* SET TASK
Restate the entries below word for word, omitting nothing.

* GIVEN INFORMATION

◆ ◆ ◆ ◆ ◆

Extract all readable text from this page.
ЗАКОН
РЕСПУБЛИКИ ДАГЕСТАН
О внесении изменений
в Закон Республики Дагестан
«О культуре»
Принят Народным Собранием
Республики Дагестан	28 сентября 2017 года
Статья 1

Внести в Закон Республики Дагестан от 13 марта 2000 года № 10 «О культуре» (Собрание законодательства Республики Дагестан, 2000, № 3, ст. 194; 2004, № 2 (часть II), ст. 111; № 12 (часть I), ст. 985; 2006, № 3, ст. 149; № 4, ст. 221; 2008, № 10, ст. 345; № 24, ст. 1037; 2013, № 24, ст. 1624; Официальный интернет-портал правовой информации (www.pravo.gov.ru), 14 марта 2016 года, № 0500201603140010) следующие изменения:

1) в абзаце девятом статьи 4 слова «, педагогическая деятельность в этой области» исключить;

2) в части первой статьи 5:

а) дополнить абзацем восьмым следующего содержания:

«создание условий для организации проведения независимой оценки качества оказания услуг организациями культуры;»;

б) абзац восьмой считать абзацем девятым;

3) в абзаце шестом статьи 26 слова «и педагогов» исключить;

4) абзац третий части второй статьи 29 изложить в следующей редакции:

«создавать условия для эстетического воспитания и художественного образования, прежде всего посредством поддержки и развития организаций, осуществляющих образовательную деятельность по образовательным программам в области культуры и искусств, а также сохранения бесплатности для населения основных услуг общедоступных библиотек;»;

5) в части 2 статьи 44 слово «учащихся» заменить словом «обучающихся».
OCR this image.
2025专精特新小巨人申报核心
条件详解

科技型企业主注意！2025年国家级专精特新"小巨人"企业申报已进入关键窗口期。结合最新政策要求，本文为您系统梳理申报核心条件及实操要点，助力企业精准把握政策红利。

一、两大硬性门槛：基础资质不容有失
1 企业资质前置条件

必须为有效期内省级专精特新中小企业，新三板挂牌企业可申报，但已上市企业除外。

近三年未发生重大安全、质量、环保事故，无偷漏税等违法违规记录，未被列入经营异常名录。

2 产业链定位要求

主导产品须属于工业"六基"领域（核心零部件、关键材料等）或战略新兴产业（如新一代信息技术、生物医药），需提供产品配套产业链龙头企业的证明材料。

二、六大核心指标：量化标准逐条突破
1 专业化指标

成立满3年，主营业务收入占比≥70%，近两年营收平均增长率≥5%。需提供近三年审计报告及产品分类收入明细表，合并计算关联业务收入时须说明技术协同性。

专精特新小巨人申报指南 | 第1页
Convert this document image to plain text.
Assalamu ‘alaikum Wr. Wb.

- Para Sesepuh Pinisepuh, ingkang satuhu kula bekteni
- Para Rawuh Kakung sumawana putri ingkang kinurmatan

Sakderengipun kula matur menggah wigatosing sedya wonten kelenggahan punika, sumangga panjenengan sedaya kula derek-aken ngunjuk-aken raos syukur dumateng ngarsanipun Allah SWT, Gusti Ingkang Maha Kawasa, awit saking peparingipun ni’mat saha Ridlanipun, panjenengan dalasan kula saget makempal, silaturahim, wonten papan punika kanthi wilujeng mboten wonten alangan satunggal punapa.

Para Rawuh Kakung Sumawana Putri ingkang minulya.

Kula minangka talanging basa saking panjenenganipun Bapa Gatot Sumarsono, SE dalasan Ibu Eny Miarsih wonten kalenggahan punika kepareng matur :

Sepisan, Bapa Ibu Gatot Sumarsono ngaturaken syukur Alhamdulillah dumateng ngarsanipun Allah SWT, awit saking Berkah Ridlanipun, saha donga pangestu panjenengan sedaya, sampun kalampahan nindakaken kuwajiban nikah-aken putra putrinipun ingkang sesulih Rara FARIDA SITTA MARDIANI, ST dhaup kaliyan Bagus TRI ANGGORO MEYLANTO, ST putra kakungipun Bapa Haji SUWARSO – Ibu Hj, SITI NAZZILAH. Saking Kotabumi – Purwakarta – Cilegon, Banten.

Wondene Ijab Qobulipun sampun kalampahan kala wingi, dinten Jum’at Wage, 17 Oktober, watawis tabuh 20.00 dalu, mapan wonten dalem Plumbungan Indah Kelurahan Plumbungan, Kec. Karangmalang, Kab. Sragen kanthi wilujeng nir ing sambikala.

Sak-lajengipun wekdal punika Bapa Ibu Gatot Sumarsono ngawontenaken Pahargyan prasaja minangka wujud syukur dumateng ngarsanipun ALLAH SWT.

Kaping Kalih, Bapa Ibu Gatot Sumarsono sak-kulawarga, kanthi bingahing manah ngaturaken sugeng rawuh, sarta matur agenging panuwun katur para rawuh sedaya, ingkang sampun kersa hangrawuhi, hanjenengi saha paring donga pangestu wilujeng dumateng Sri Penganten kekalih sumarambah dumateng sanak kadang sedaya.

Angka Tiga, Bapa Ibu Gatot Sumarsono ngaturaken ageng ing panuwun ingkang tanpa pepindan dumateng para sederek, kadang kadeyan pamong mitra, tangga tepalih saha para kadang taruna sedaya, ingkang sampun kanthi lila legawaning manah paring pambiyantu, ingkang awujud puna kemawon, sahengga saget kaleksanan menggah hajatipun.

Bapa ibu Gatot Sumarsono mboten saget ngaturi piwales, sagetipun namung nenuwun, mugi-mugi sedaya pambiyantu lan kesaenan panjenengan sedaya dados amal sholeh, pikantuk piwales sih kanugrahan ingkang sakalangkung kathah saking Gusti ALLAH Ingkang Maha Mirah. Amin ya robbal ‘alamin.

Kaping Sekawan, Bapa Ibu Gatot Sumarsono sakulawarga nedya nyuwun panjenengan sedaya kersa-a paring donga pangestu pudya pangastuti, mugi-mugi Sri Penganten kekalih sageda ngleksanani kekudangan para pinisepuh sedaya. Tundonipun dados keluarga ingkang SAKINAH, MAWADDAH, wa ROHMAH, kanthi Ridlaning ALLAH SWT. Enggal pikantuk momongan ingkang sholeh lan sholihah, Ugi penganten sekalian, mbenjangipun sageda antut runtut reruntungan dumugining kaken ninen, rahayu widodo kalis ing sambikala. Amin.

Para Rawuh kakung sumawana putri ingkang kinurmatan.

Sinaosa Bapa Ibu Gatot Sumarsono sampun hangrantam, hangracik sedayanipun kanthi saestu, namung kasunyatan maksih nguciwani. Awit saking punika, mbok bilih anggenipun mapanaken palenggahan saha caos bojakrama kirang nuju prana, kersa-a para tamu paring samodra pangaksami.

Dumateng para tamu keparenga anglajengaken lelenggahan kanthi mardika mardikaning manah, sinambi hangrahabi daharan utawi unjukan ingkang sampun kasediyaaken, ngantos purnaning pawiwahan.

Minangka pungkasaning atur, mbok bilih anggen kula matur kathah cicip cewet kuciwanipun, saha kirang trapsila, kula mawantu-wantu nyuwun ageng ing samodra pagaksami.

◆ ◆ ◆ ◆ ◆

* SOLUTION
Extract all readable text from this page.
ЗАКОН
РЕСПУБЛИКИ ДАГЕСТАН
О внесении изменений
в Закон Республики Дагестан
«О культуре»
Принят Народным Собранием
Республики Дагестан	28 сентября 2017 года
Статья 1

Внести в Закон Республики Дагестан от 13 марта 2000 года № 10 «О культуре» (Собрание законодательства Республики Дагестан, 2000, № 3, ст. 194; 2004, № 2 (часть II), ст. 111; № 12 (часть I), ст. 985; 2006, № 3, ст. 149; № 4, ст. 221; 2008, № 10, ст. 345; № 24, ст. 1037; 2013, № 24, ст. 1624; Официальный интернет-портал правовой информации (www.pravo.gov.ru), 14 марта 2016 года, № 0500201603140010) следующие изменения:

1) в абзаце девятом статьи 4 слова «, педагогическая деятельность в этой области» исключить;

2) в части первой статьи 5:

а) дополнить абзацем восьмым следующего содержания:

«создание условий для организации проведения независимой оценки качества оказания услуг организациями культуры;»;

б) абзац восьмой считать абзацем девятым;

3) в абзаце шестом статьи 26 слова «и педагогов» исключить;

4) абзац третий части второй статьи 29 изложить в следующей редакции:

«создавать условия для эстетического воспитания и художественного образования, прежде всего посредством поддержки и развития организаций, осуществляющих образовательную деятельность по образовательным программам в области культуры и искусств, а также сохранения бесплатности для населения основных услуг общедоступных библиотек;»;

5) в части 2 статьи 44 слово «учащихся» заменить словом «обучающихся».
OCR this image.
2025专精特新小巨人申报核心
条件详解

科技型企业主注意！2025年国家级专精特新"小巨人"企业申报已进入关键窗口期。结合最新政策要求，本文为您系统梳理申报核心条件及实操要点，助力企业精准把握政策红利。

一、两大硬性门槛：基础资质不容有失
1 企业资质前置条件

必须为有效期内省级专精特新中小企业，新三板挂牌企业可申报，但已上市企业除外。

近三年未发生重大安全、质量、环保事故，无偷漏税等违法违规记录，未被列入经营异常名录。

2 产业链定位要求

主导产品须属于工业"六基"领域（核心零部件、关键材料等）或战略新兴产业（如新一代信息技术、生物医药），需提供产品配套产业链龙头企业的证明材料。

二、六大核心指标：量化标准逐条突破
1 专业化指标

成立满3年，主营业务收入占比≥70%，近两年营收平均增长率≥5%。需提供近三年审计报告及产品分类收入明细表，合并计算关联业务收入时须说明技术协同性。

专精特新小巨人申报指南 | 第1页
Convert this document image to plain text.
Assalamu ‘alaikum Wr. Wb.

- Para Sesepuh Pinisepuh, ingkang satuhu kula bekteni
- Para Rawuh Kakung sumawana putri ingkang kinurmatan

Sakderengipun kula matur menggah wigatosing sedya wonten kelenggahan punika, sumangga panjenengan sedaya kula derek-aken ngunjuk-aken raos syukur dumateng ngarsanipun Allah SWT, Gusti Ingkang Maha Kawasa, awit saking peparingipun ni’mat saha Ridlanipun, panjenengan dalasan kula saget makempal, silaturahim, wonten papan punika kanthi wilujeng mboten wonten alangan satunggal punapa.

Para Rawuh Kakung Sumawana Putri ingkang minulya.

Kula minangka talanging basa saking panjenenganipun Bapa Gatot Sumarsono, SE dalasan Ibu Eny Miarsih wonten kalenggahan punika kepareng matur :

Sepisan, Bapa Ibu Gatot Sumarsono ngaturaken syukur Alhamdulillah dumateng ngarsanipun Allah SWT, awit saking Berkah Ridlanipun, saha donga pangestu panjenengan sedaya, sampun kalampahan nindakaken kuwajiban nikah-aken putra putrinipun ingkang sesulih Rara FARIDA SITTA MARDIANI, ST dhaup kaliyan Bagus TRI ANGGORO MEYLANTO, ST putra kakungipun Bapa Haji SUWARSO – Ibu Hj, SITI NAZZILAH. Saking Kotabumi – Purwakarta – Cilegon, Banten.

Wondene Ijab Qobulipun sampun kalampahan kala wingi, dinten Jum’at Wage, 17 Oktober, watawis tabuh 20.00 dalu, mapan wonten dalem Plumbungan Indah Kelurahan Plumbungan, Kec. Karangmalang, Kab. Sragen kanthi wilujeng nir ing sambikala.

Sak-lajengipun wekdal punika Bapa Ibu Gatot Sumarsono ngawontenaken Pahargyan prasaja minangka wujud syukur dumateng ngarsanipun ALLAH SWT.

Kaping Kalih, Bapa Ibu Gatot Sumarsono sak-kulawarga, kanthi bingahing manah ngaturaken sugeng rawuh, sarta matur agenging panuwun katur para rawuh sedaya, ingkang sampun kersa hangrawuhi, hanjenengi saha paring donga pangestu wilujeng dumateng Sri Penganten kekalih sumarambah dumateng sanak kadang sedaya.

Angka Tiga, Bapa Ibu Gatot Sumarsono ngaturaken ageng ing panuwun ingkang tanpa pepindan dumateng para sederek, kadang kadeyan pamong mitra, tangga tepalih saha para kadang taruna sedaya, ingkang sampun kanthi lila legawaning manah paring pambiyantu, ingkang awujud puna kemawon, sahengga saget kaleksanan menggah hajatipun.

Bapa ibu Gatot Sumarsono mboten saget ngaturi piwales, sagetipun namung nenuwun, mugi-mugi sedaya pambiyantu lan kesaenan panjenengan sedaya dados amal sholeh, pikantuk piwales sih kanugrahan ingkang sakalangkung kathah saking Gusti ALLAH Ingkang Maha Mirah. Amin ya robbal ‘alamin.

Kaping Sekawan, Bapa Ibu Gatot Sumarsono sakulawarga nedya nyuwun panjenengan sedaya kersa-a paring donga pangestu pudya pangastuti, mugi-mugi Sri Penganten kekalih sageda ngleksanani kekudangan para pinisepuh sedaya. Tundonipun dados keluarga ingkang SAKINAH, MAWADDAH, wa ROHMAH, kanthi Ridlaning ALLAH SWT. Enggal pikantuk momongan ingkang sholeh lan sholihah, Ugi penganten sekalian, mbenjangipun sageda antut runtut reruntungan dumugining kaken ninen, rahayu widodo kalis ing sambikala. Amin.

Para Rawuh kakung sumawana putri ingkang kinurmatan.

Sinaosa Bapa Ibu Gatot Sumarsono sampun hangrantam, hangracik sedayanipun kanthi saestu, namung kasunyatan maksih nguciwani. Awit saking punika, mbok bilih anggenipun mapanaken palenggahan saha caos bojakrama kirang nuju prana, kersa-a para tamu paring samodra pangaksami.

Dumateng para tamu keparenga anglajengaken lelenggahan kanthi mardika mardikaning manah, sinambi hangrahabi daharan utawi unjukan ingkang sampun kasediyaaken, ngantos purnaning pawiwahan.

Minangka pungkasaning atur, mbok bilih anggen kula matur kathah cicip cewet kuciwanipun, saha kirang trapsila, kula mawantu-wantu nyuwun ageng ing samodra pagaksami.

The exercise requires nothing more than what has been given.